• What is asked:
Without the pictures, reproduce the records that follow exactly.

-- Information given start --

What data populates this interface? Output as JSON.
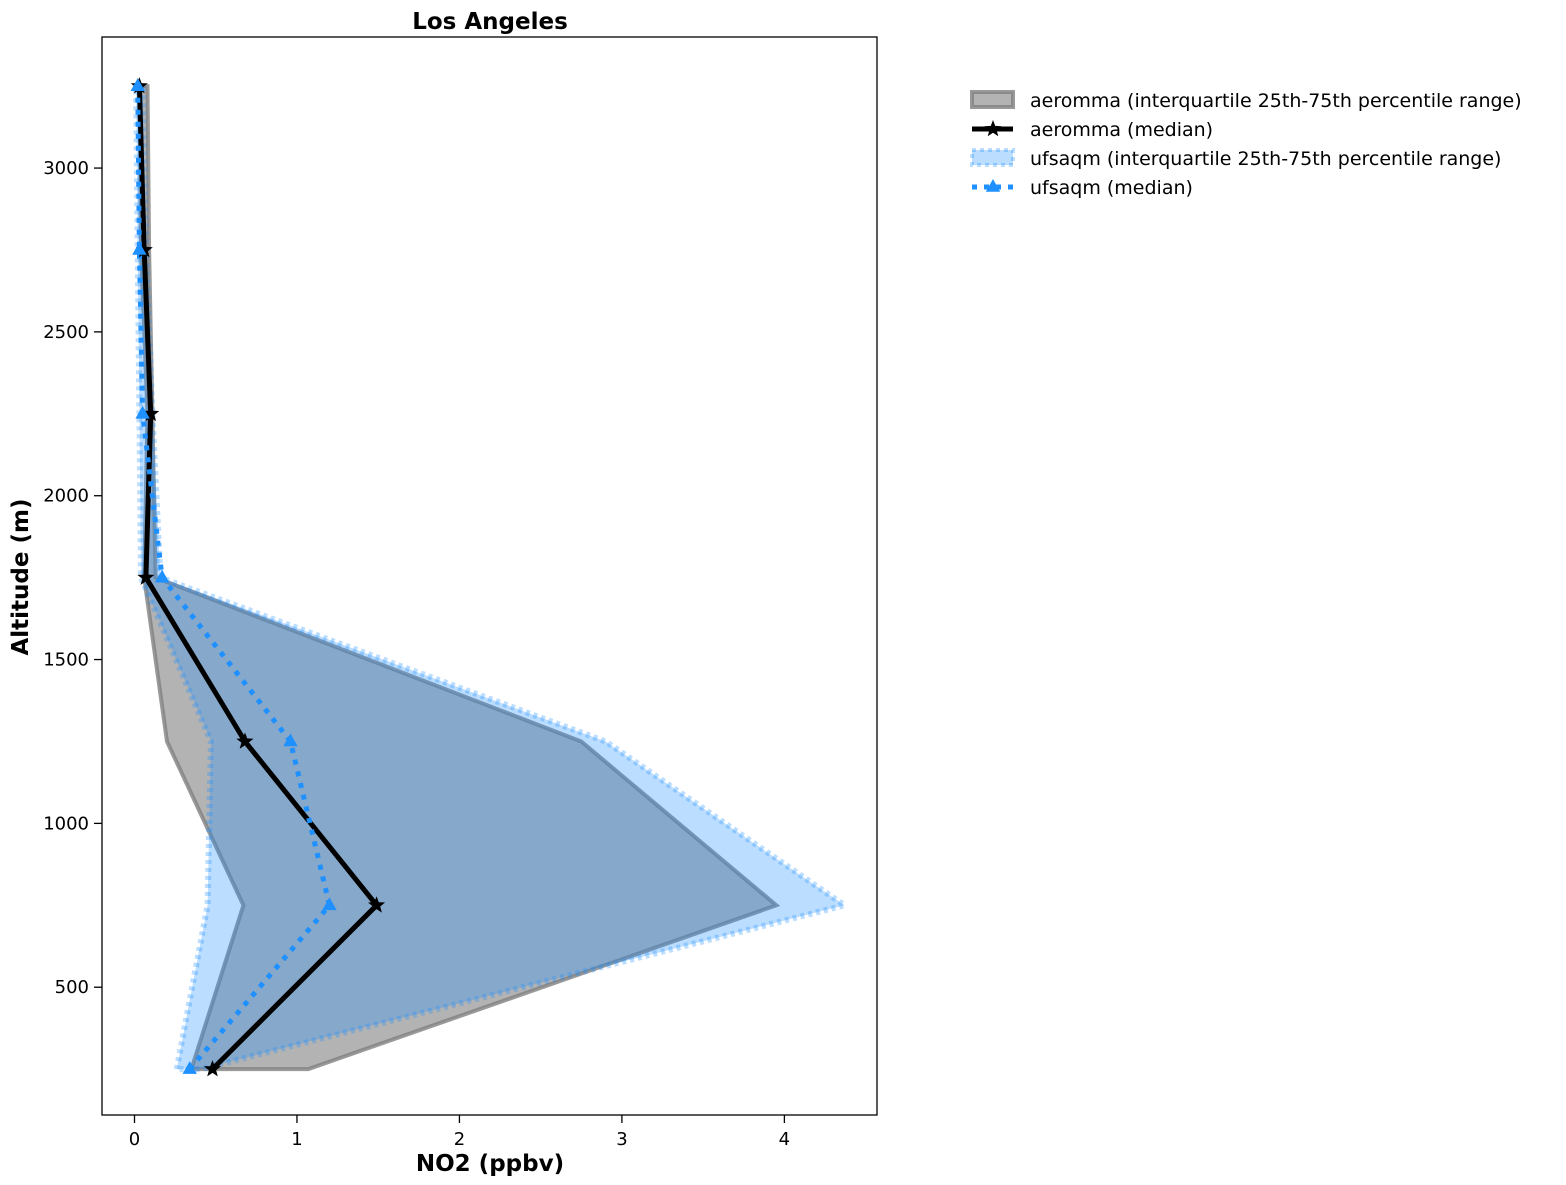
{
  "chart_data": {
    "type": "line",
    "title": "Los Angeles",
    "xlabel": "NO2 (ppbv)",
    "ylabel": "Altitude (m)",
    "xlim": [
      -0.2,
      4.57
    ],
    "ylim": [
      110,
      3400
    ],
    "xticks": [
      0,
      1,
      2,
      3,
      4
    ],
    "yticks": [
      500,
      1000,
      1500,
      2000,
      2500,
      3000
    ],
    "grid": false,
    "legend_position": "outside-right-top",
    "altitudes": [
      250,
      750,
      1250,
      1750,
      2250,
      2750,
      3250
    ],
    "series": [
      {
        "name": "aeromma (interquartile 25th-75th percentile range)",
        "kind": "band",
        "color": "#808080",
        "low": [
          0.35,
          0.67,
          0.2,
          0.06,
          0.08,
          0.04,
          0.03
        ],
        "high": [
          1.07,
          3.95,
          2.75,
          0.13,
          0.11,
          0.09,
          0.08
        ]
      },
      {
        "name": "aeromma (median)",
        "kind": "line",
        "color": "#000000",
        "marker": "star",
        "values": [
          0.48,
          1.49,
          0.68,
          0.07,
          0.1,
          0.06,
          0.03
        ]
      },
      {
        "name": "ufsaqm (interquartile 25th-75th percentile range)",
        "kind": "band",
        "color": "#1e90ff",
        "low": [
          0.26,
          0.45,
          0.47,
          0.04,
          0.03,
          0.02,
          0.01
        ],
        "high": [
          0.41,
          4.37,
          2.9,
          0.16,
          0.11,
          0.07,
          0.05
        ]
      },
      {
        "name": "ufsaqm (median)",
        "kind": "line",
        "color": "#1e90ff",
        "marker": "triangle",
        "values": [
          0.34,
          1.2,
          0.96,
          0.17,
          0.05,
          0.03,
          0.02
        ]
      }
    ]
  }
}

-- Information given end --

• Task result:
What data populates this interface? Output as JSON.
{
  "chart_data": {
    "type": "line",
    "title": "Los Angeles",
    "xlabel": "NO2 (ppbv)",
    "ylabel": "Altitude (m)",
    "xlim": [
      -0.2,
      4.57
    ],
    "ylim": [
      110,
      3400
    ],
    "xticks": [
      0,
      1,
      2,
      3,
      4
    ],
    "yticks": [
      500,
      1000,
      1500,
      2000,
      2500,
      3000
    ],
    "grid": false,
    "legend_position": "outside-right-top",
    "altitudes": [
      250,
      750,
      1250,
      1750,
      2250,
      2750,
      3250
    ],
    "series": [
      {
        "name": "aeromma (interquartile 25th-75th percentile range)",
        "kind": "band",
        "color": "#808080",
        "low": [
          0.35,
          0.67,
          0.2,
          0.06,
          0.08,
          0.04,
          0.03
        ],
        "high": [
          1.07,
          3.95,
          2.75,
          0.13,
          0.11,
          0.09,
          0.08
        ]
      },
      {
        "name": "aeromma (median)",
        "kind": "line",
        "color": "#000000",
        "marker": "star",
        "values": [
          0.48,
          1.49,
          0.68,
          0.07,
          0.1,
          0.06,
          0.03
        ]
      },
      {
        "name": "ufsaqm (interquartile 25th-75th percentile range)",
        "kind": "band",
        "color": "#1e90ff",
        "low": [
          0.26,
          0.45,
          0.47,
          0.04,
          0.03,
          0.02,
          0.01
        ],
        "high": [
          0.41,
          4.37,
          2.9,
          0.16,
          0.11,
          0.07,
          0.05
        ]
      },
      {
        "name": "ufsaqm (median)",
        "kind": "line",
        "color": "#1e90ff",
        "marker": "triangle",
        "values": [
          0.34,
          1.2,
          0.96,
          0.17,
          0.05,
          0.03,
          0.02
        ]
      }
    ]
  }
}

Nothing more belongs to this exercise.